Stated task ::
From the entries below, copy every line where the string "payments" appears.

Records from a collection:
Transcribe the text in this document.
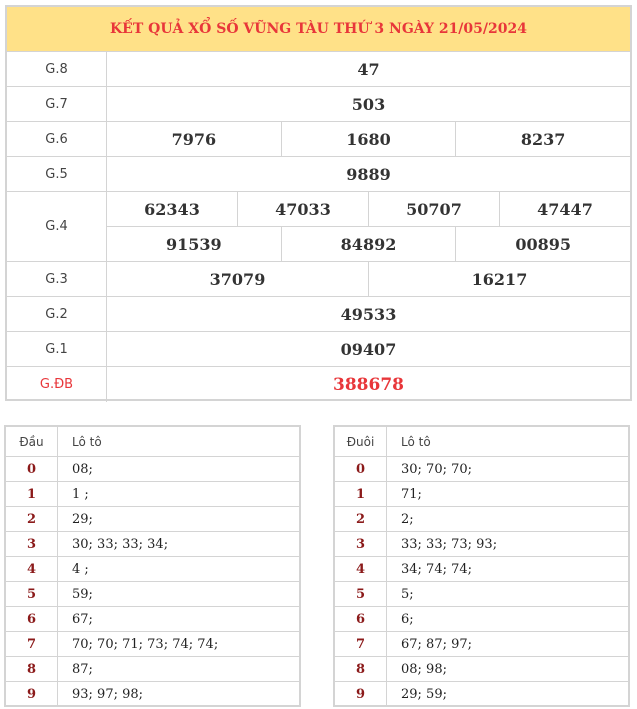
KẾT QUẢ XỔ SỐ VŨNG TÀU THỨ 3 NGÀY 21/05/2024
G.8	47
G.7	503
G.6	7976	1680	8237
G.5	9889
G.4
62343	47033	50707	47447
91539	84892	00895
G.3	37079	16217
G.2	49533
G.1	09407
G.ĐB	388678
Đầu	Lô tô
0	08;
1	1 ;
2	29;
3	30; 33; 33; 34;
4	4 ;
5	59;
6	67;
7	70; 70; 71; 73; 74; 74;
8	87;
9	93; 97; 98;
Đuôi	Lô tô
0	30; 70; 70;
1	71;
2	2;
3	33; 33; 73; 93;
4	34; 74; 74;
5	5;
6	6;
7	67; 87; 97;
8	08; 98;
9	29; 59;
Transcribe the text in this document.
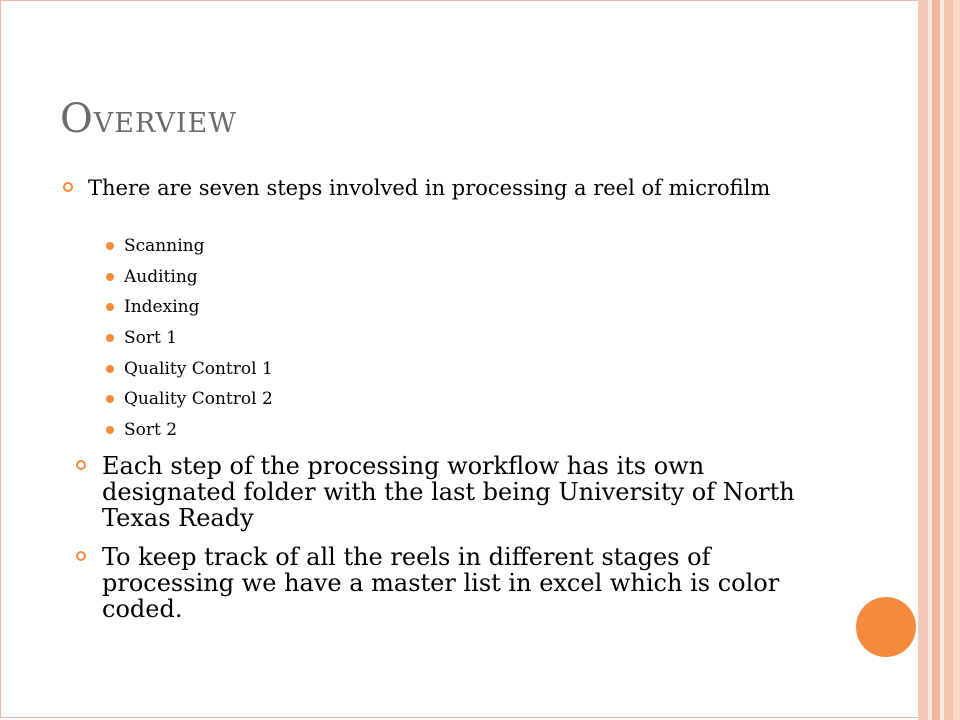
OVERVIEW
There are seven steps involved in processing a reel of microfilm
Scanning
Auditing
Indexing
Sort 1
Quality Control 1
Quality Control 2
Sort 2
Each step of the processing workflow has its own designated folder with the last being University of North Texas Ready
To keep track of all the reels in different stages of processing we have a master list in excel which is color coded.
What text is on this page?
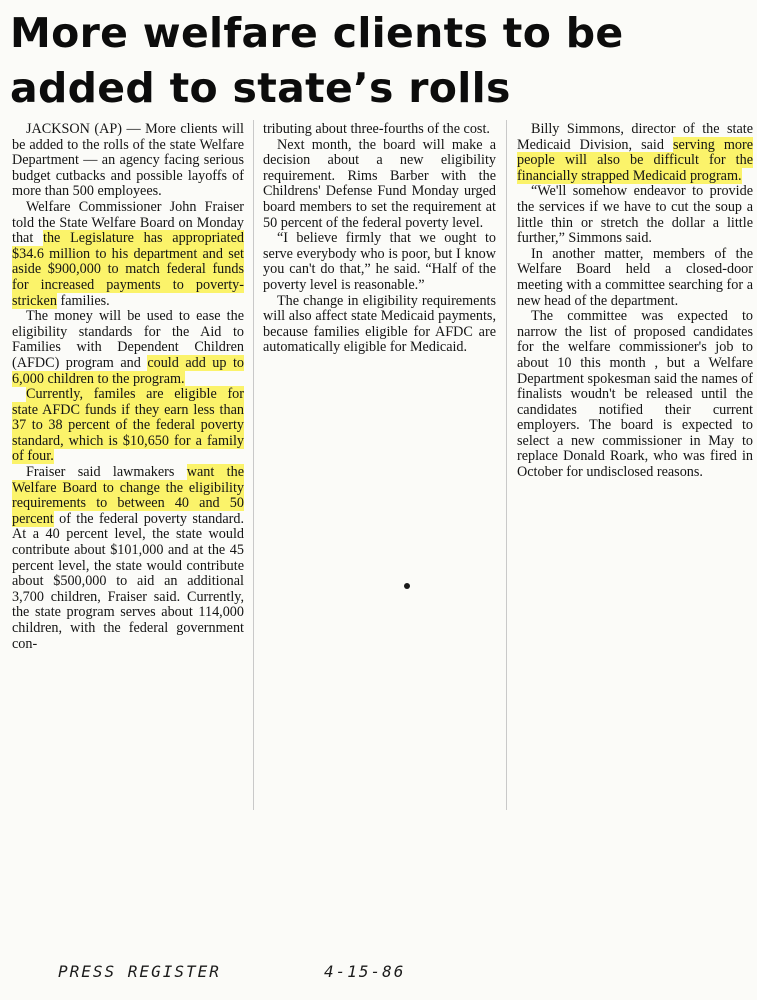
More welfare clients to be
added to state’s rolls

JACKSON (AP) — More clients will be added to the rolls of the state Welfare Department — an agency facing serious budget cutbacks and possible layoffs of more than 500 employees.

Welfare Commissioner John Fraiser told the State Welfare Board on Monday that the Legislature has appropriated $34.6 million to his department and set aside $900,000 to match federal funds for increased payments to poverty-stricken families.

The money will be used to ease the eligibility standards for the Aid to Families with Dependent Children (AFDC) program and could add up to 6,000 children to the program.

Currently, familes are eligible for state AFDC funds if they earn less than 37 to 38 percent of the federal poverty standard, which is $10,650 for a family of four.

Fraiser said lawmakers want the Welfare Board to change the eligibility requirements to between 40 and 50 percent of the federal poverty standard. At a 40 percent level, the state would contribute about $101,000 and at the 45 percent level, the state would contribute about $500,000 to aid an additional 3,700 children, Fraiser said. Currently, the state program serves about 114,000 children, with the federal government con-

tributing about three-fourths of the cost.

Next month, the board will make a decision about a new eligibility requirement. Rims Barber with the Childrens' Defense Fund Monday urged board members to set the requirement at 50 percent of the federal poverty level.

“I believe firmly that we ought to serve everybody who is poor, but I know you can't do that,” he said. “Half of the poverty level is reasonable.”

The change in eligibility requirements will also affect state Medicaid payments, because families eligible for AFDC are automatically eligible for Medicaid.

Billy Simmons, director of the state Medicaid Division, said serving more people will also be difficult for the financially strapped Medicaid program.

“We'll somehow endeavor to provide the services if we have to cut the soup a little thin or stretch the dollar a little further,” Simmons said.

In another matter, members of the Welfare Board held a closed-door meeting with a committee searching for a new head of the department.

The committee was expected to narrow the list of proposed candidates for the welfare commissioner's job to about 10 this month , but a Welfare Department spokesman said the names of finalists woudn't be released until the candidates notified their current employers. The board is expected to select a new commissioner in May to replace Donald Roark, who was fired in October for undisclosed reasons.

PRESS REGISTER	4-15-86
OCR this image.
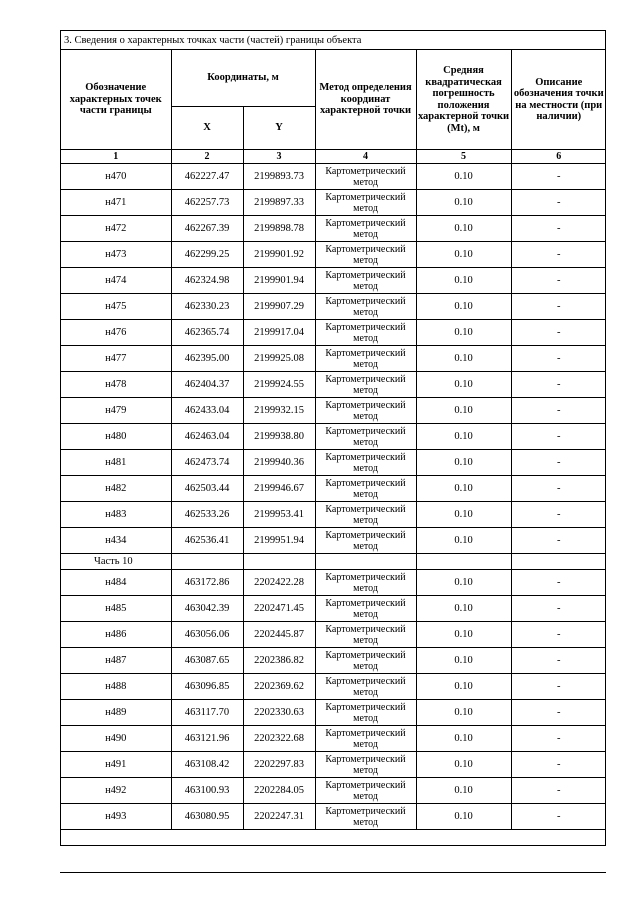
3. Сведения о характерных точках части (частей) границы объекта
Обозначение характерных точек части границы	Координаты, м		Метод определения координат характерной точки	Средняя квадратическая погрешность положения характерной точки (Mt), м	Описание обозначения точки на местности (при наличии)
	X	Y			
1	2	3	4	5	6
н470	462227.47	2199893.73	Картометрический метод	0.10	-
н471	462257.73	2199897.33	Картометрический метод	0.10	-
н472	462267.39	2199898.78	Картометрический метод	0.10	-
н473	462299.25	2199901.92	Картометрический метод	0.10	-
н474	462324.98	2199901.94	Картометрический метод	0.10	-
н475	462330.23	2199907.29	Картометрический метод	0.10	-
н476	462365.74	2199917.04	Картометрический метод	0.10	-
н477	462395.00	2199925.08	Картометрический метод	0.10	-
н478	462404.37	2199924.55	Картометрический метод	0.10	-
н479	462433.04	2199932.15	Картометрический метод	0.10	-
н480	462463.04	2199938.80	Картометрический метод	0.10	-
н481	462473.74	2199940.36	Картометрический метод	0.10	-
н482	462503.44	2199946.67	Картометрический метод	0.10	-
н483	462533.26	2199953.41	Картометрический метод	0.10	-
н434	462536.41	2199951.94	Картометрический метод	0.10	-
Часть 10					
н484	463172.86	2202422.28	Картометрический метод	0.10	-
н485	463042.39	2202471.45	Картометрический метод	0.10	-
н486	463056.06	2202445.87	Картометрический метод	0.10	-
н487	463087.65	2202386.82	Картометрический метод	0.10	-
н488	463096.85	2202369.62	Картометрический метод	0.10	-
н489	463117.70	2202330.63	Картометрический метод	0.10	-
н490	463121.96	2202322.68	Картометрический метод	0.10	-
н491	463108.42	2202297.83	Картометрический метод	0.10	-
н492	463100.93	2202284.05	Картометрический метод	0.10	-
н493	463080.95	2202247.31	Картометрический метод	0.10	-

Exercise solution ::
Welfare Commissioner John Fraiser told the State Welfare Board on Monday that the Legislature has appropriated $34.6 million to his department and set aside $900,000 to match federal funds for increased payments to poverty-stricken families.
The change in eligibility requirements will also affect state Medicaid payments, because families eligible for AFDC are automatically eligible for Medicaid.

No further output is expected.